• What to produce:
All lines in the data bearing the string "сварки" should be identified and copied.

[Collected data]
— Begin —
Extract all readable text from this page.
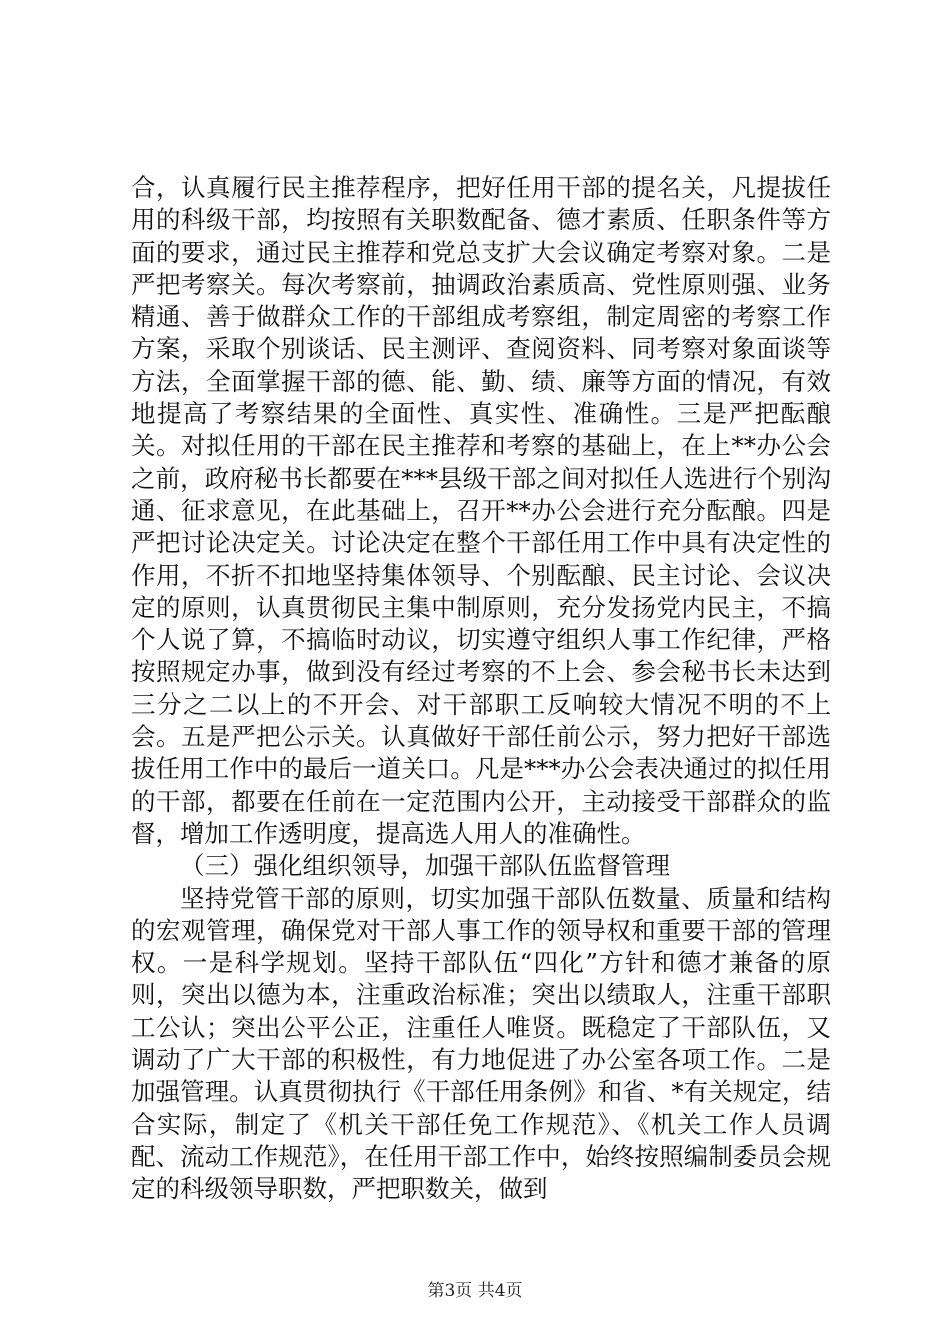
合，认真履行民主推荐程序，把好任用干部的提名关，凡提拔任用的科级干部，均按照有关职数配备、德才素质、任职条件等方面的要求，通过民主推荐和党总支扩大会议确定考察对象。二是严把考察关。每次考察前，抽调政治素质高、党性原则强、业务精通、善于做群众工作的干部组成考察组，制定周密的考察工作方案，采取个别谈话、民主测评、查阅资料、同考察对象面谈等方法，全面掌握干部的德、能、勤、绩、廉等方面的情况，有效地提高了考察结果的全面性、真实性、准确性。三是严把酝酿关。对拟任用的干部在民主推荐和考察的基础上，在上**办公会之前，政府秘书长都要在***县级干部之间对拟任人选进行个别沟通、征求意见，在此基础上，召开**办公会进行充分酝酿。四是严把讨论决定关。讨论决定在整个干部任用工作中具有决定性的作用，不折不扣地坚持集体领导、个别酝酿、民主讨论、会议决定的原则，认真贯彻民主集中制原则，充分发扬党内民主，不搞个人说了算，不搞临时动议，切实遵守组织人事工作纪律，严格按照规定办事，做到没有经过考察的不上会、参会秘书长未达到三分之二以上的不开会、对干部职工反响较大情况不明的不上会。五是严把公示关。认真做好干部任前公示，努力把好干部选拔任用工作中的最后一道关口。凡是***办公会表决通过的拟任用的干部，都要在任前在一定范围内公开，主动接受干部群众的监督，增加工作透明度，提高选人用人的准确性。

（三）强化组织领导，加强干部队伍监督管理

坚持党管干部的原则，切实加强干部队伍数量、质量和结构的宏观管理，确保党对干部人事工作的领导权和重要干部的管理权。一是科学规划。坚持干部队伍“四化”方针和德才兼备的原则，突出以德为本，注重政治标准；突出以绩取人，注重干部职工公认；突出公平公正，注重任人唯贤。既稳定了干部队伍，又调动了广大干部的积极性，有力地促进了办公室各项工作。二是加强管理。认真贯彻执行《干部任用条例》和省、*有关规定，结合实际，制定了《机关干部任免工作规范》、《机关工作人员调配、流动工作规范》，在任用干部工作中，始终按照编制委员会规定的科级领导职数，严把职数关，做到

第3页 共4页
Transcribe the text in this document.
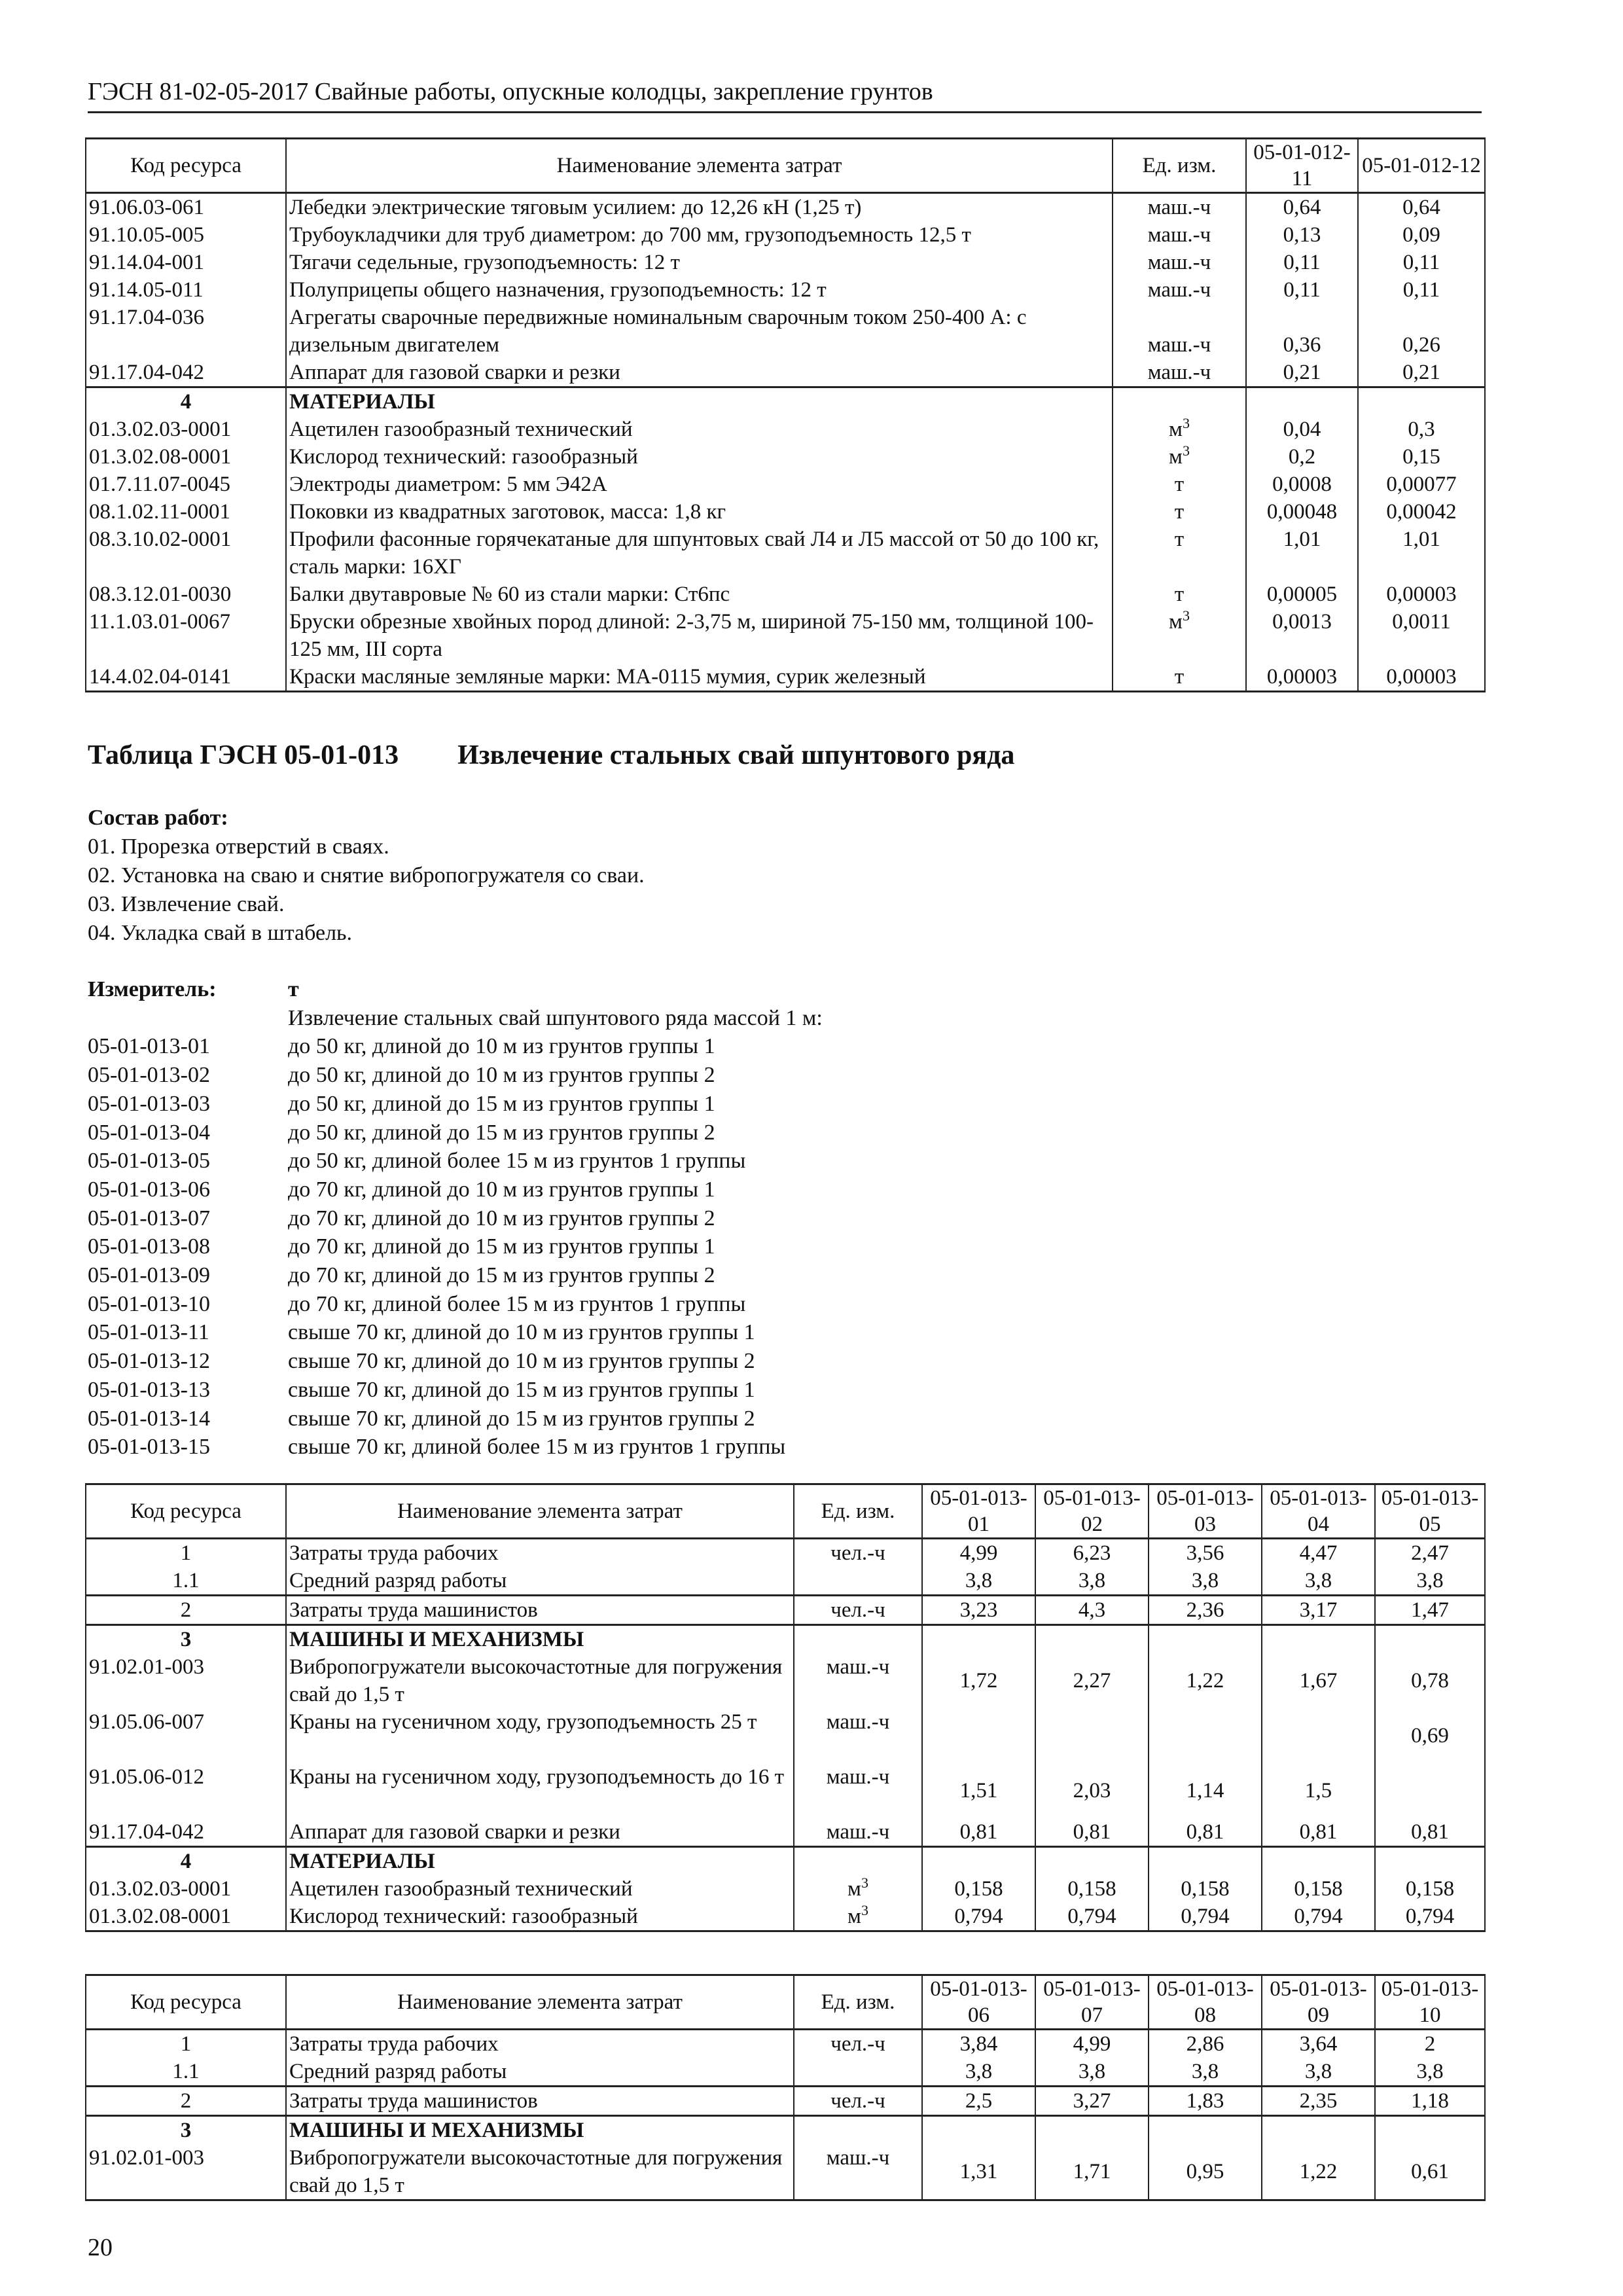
ГЭСН 81-02-05-2017 Свайные работы, опускные колодцы, закрепление грунтов
Код ресурса	Наименование элемента затрат	Ед. изм.	05-01-012-11	05-01-012-12
91.06.03-061	Лебедки электрические тяговым усилием: до 12,26 кН (1,25 т)	маш.-ч	0,64	0,64
91.10.05-005	Трубоукладчики для труб диаметром: до 700 мм, грузоподъемность 12,5 т	маш.-ч	0,13	0,09
91.14.04-001	Тягачи седельные, грузоподъемность: 12 т	маш.-ч	0,11	0,11
91.14.05-011	Полуприцепы общего назначения, грузоподъемность: 12 т	маш.-ч	0,11	0,11
91.17.04-036	Агрегаты сварочные передвижные номинальным сварочным током 250-400 А: с дизельным двигателем	маш.-ч	0,36	0,26
91.17.04-042	Аппарат для газовой сварки и резки	маш.-ч	0,21	0,21
4	МАТЕРИАЛЫ			
01.3.02.03-0001	Ацетилен газообразный технический	$м^3$	0,04	0,3
01.3.02.08-0001	Кислород технический: газообразный	$м^3$	0,2	0,15
01.7.11.07-0045	Электроды диаметром: 5 мм Э42А	т	0,0008	0,00077
08.1.02.11-0001	Поковки из квадратных заготовок, масса: 1,8 кг	т	0,00048	0,00042
08.3.10.02-0001	Профили фасонные горячекатаные для шпунтовых свай Л4 и Л5 массой от 50 до 100 кг, сталь марки: 16ХГ	т	1,01	1,01
08.3.12.01-0030	Балки двутавровые № 60 из стали марки: Ст6пс	т	0,00005	0,00003
11.1.03.01-0067	Бруски обрезные хвойных пород длиной: 2-3,75 м, шириной 75-150 мм, толщиной 100-125 мм, III сорта	$м^3$	0,0013	0,0011
14.4.02.04-0141	Краски масляные земляные марки: МА-0115 мумия, сурик железный	т	0,00003	0,00003
Таблица ГЭСН 05-01-013 Извлечение стальных свай шпунтового ряда
Состав работ:
01. Прорезка отверстий в сваях.
02. Установка на сваю и снятие вибропогружателя со сваи.
03. Извлечение свай.
04. Укладка свай в штабель.
Измеритель:	т
Извлечение стальных свай шпунтового ряда массой 1 м:
05-01-013-01	до 50 кг, длиной до 10 м из грунтов группы 1
05-01-013-02	до 50 кг, длиной до 10 м из грунтов группы 2
05-01-013-03	до 50 кг, длиной до 15 м из грунтов группы 1
05-01-013-04	до 50 кг, длиной до 15 м из грунтов группы 2
05-01-013-05	до 50 кг, длиной более 15 м из грунтов 1 группы
05-01-013-06	до 70 кг, длиной до 10 м из грунтов группы 1
05-01-013-07	до 70 кг, длиной до 10 м из грунтов группы 2
05-01-013-08	до 70 кг, длиной до 15 м из грунтов группы 1
05-01-013-09	до 70 кг, длиной до 15 м из грунтов группы 2
05-01-013-10	до 70 кг, длиной более 15 м из грунтов 1 группы
05-01-013-11	свыше 70 кг, длиной до 10 м из грунтов группы 1
05-01-013-12	свыше 70 кг, длиной до 10 м из грунтов группы 2
05-01-013-13	свыше 70 кг, длиной до 15 м из грунтов группы 1
05-01-013-14	свыше 70 кг, длиной до 15 м из грунтов группы 2
05-01-013-15	свыше 70 кг, длиной более 15 м из грунтов 1 группы
Код ресурса	Наименование элемента затрат	Ед. изм.	05-01-013-01	05-01-013-02	05-01-013-03	05-01-013-04	05-01-013-05
1	Затраты труда рабочих	чел.-ч	4,99	6,23	3,56	4,47	2,47
1.1	Средний разряд работы		3,8	3,8	3,8	3,8	3,8
2	Затраты труда машинистов	чел.-ч	3,23	4,3	2,36	3,17	1,47
3	МАШИНЫ И МЕХАНИЗМЫ						
91.02.01-003	Вибропогружатели высокочастотные для погружения свай до 1,5 т	маш.-ч	1,72	2,27	1,22	1,67	0,78
91.05.06-007	Краны на гусеничном ходу, грузоподъемность 25 т	маш.-ч					0,69
91.05.06-012	Краны на гусеничном ходу, грузоподъемность до 16 т	маш.-ч	1,51	2,03	1,14	1,5	
91.17.04-042	Аппарат для газовой сварки и резки	маш.-ч	0,81	0,81	0,81	0,81	0,81
4	МАТЕРИАЛЫ						
01.3.02.03-0001	Ацетилен газообразный технический	$м^3$	0,158	0,158	0,158	0,158	0,158
01.3.02.08-0001	Кислород технический: газообразный	$м^3$	0,794	0,794	0,794	0,794	0,794
Код ресурса	Наименование элемента затрат	Ед. изм.	05-01-013-06	05-01-013-07	05-01-013-08	05-01-013-09	05-01-013-10
1	Затраты труда рабочих	чел.-ч	3,84	4,99	2,86	3,64	2
1.1	Средний разряд работы		3,8	3,8	3,8	3,8	3,8
2	Затраты труда машинистов	чел.-ч	2,5	3,27	1,83	2,35	1,18
3	МАШИНЫ И МЕХАНИЗМЫ						
91.02.01-003	Вибропогружатели высокочастотные для погружения свай до 1,5 т	маш.-ч	1,31	1,71	0,95	1,22	0,61
20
— End —
• Complete output:
91.17.04-042	Аппарат для газовой сварки и резки	маш.-ч	0,21	0,21
91.17.04-042	Аппарат для газовой сварки и резки	маш.-ч	0,81	0,81	0,81	0,81	0,81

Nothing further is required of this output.